- _EXERCISE DETAILS_: Present each line of the entries below that holds the word "polymer".

Dataset rows about figures
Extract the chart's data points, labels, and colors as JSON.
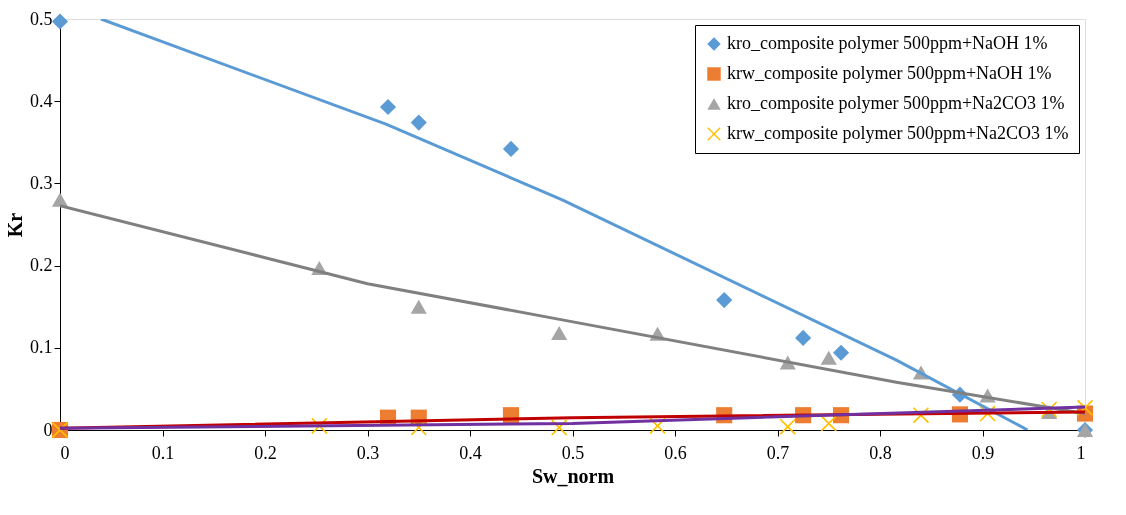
{
  "chart_data": {
    "type": "scatter",
    "xlabel": "Sw_norm",
    "ylabel": "Kr",
    "xlim": [
      0,
      1
    ],
    "ylim": [
      0,
      0.5
    ],
    "xticks": [
      0,
      0.1,
      0.2,
      0.3,
      0.4,
      0.5,
      0.6,
      0.7,
      0.8,
      0.9,
      1
    ],
    "yticks": [
      0,
      0.1,
      0.2,
      0.3,
      0.4,
      0.5
    ],
    "grid": false,
    "legend": "top right",
    "series": [
      {
        "name": "kro_composite polymer 500ppm+NaOH 1%",
        "color": "#5b9bd5",
        "marker": "diamond",
        "x": [
          0,
          0.32,
          0.35,
          0.44,
          0.648,
          0.725,
          0.762,
          0.878,
          1.0
        ],
        "values": [
          0.497,
          0.393,
          0.374,
          0.342,
          0.158,
          0.112,
          0.094,
          0.043,
          0.0
        ]
      },
      {
        "name": "krw_composite polymer 500ppm+NaOH 1%",
        "color": "#ed7d31",
        "marker": "square",
        "x": [
          0,
          0.32,
          0.35,
          0.44,
          0.648,
          0.725,
          0.762,
          0.878,
          1.0
        ],
        "values": [
          0.0,
          0.015,
          0.015,
          0.018,
          0.018,
          0.018,
          0.018,
          0.019,
          0.02
        ]
      },
      {
        "name": "kro_composite polymer 500ppm+Na2CO3 1%",
        "color": "#a5a5a5",
        "marker": "triangle",
        "x": [
          0,
          0.253,
          0.35,
          0.487,
          0.583,
          0.71,
          0.75,
          0.84,
          0.905,
          0.965,
          1.0
        ],
        "values": [
          0.28,
          0.197,
          0.15,
          0.118,
          0.117,
          0.082,
          0.088,
          0.07,
          0.042,
          0.022,
          0.0
        ]
      },
      {
        "name": "krw_composite polymer 500ppm+Na2CO3 1%",
        "color": "#ffc000",
        "marker": "cross",
        "x": [
          0,
          0.253,
          0.35,
          0.487,
          0.583,
          0.71,
          0.75,
          0.84,
          0.905,
          0.965,
          1.0
        ],
        "values": [
          0.0,
          0.005,
          0.003,
          0.003,
          0.005,
          0.004,
          0.008,
          0.018,
          0.02,
          0.025,
          0.027
        ]
      },
      {
        "type": "line",
        "color": "#5b9bd5",
        "marker": "none",
        "line_style": "solid",
        "x": [
          0.04,
          0.318,
          0.49,
          0.816,
          0.944
        ],
        "values": [
          0.5,
          0.372,
          0.28,
          0.085,
          0.0
        ]
      },
      {
        "type": "line",
        "color": "#808080",
        "marker": "none",
        "line_style": "solid",
        "x": [
          0,
          0.3,
          0.49,
          0.816,
          1.0
        ],
        "values": [
          0.273,
          0.178,
          0.134,
          0.058,
          0.02
        ]
      },
      {
        "type": "line",
        "color": "#c00000",
        "marker": "none",
        "line_style": "solid",
        "x": [
          0,
          0.5,
          1.0
        ],
        "values": [
          0.002,
          0.015,
          0.022
        ]
      },
      {
        "type": "line",
        "color": "#7030a0",
        "marker": "none",
        "line_style": "solid",
        "x": [
          0,
          0.5,
          1.0
        ],
        "values": [
          0.002,
          0.008,
          0.028
        ]
      }
    ]
  }
}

- _COMPLETE RESPONSE_:
        "name": "kro_composite polymer 500ppm+NaOH 1%",
        "name": "krw_composite polymer 500ppm+NaOH 1%",
        "name": "kro_composite polymer 500ppm+Na2CO3 1%",
        "name": "krw_composite polymer 500ppm+Na2CO3 1%",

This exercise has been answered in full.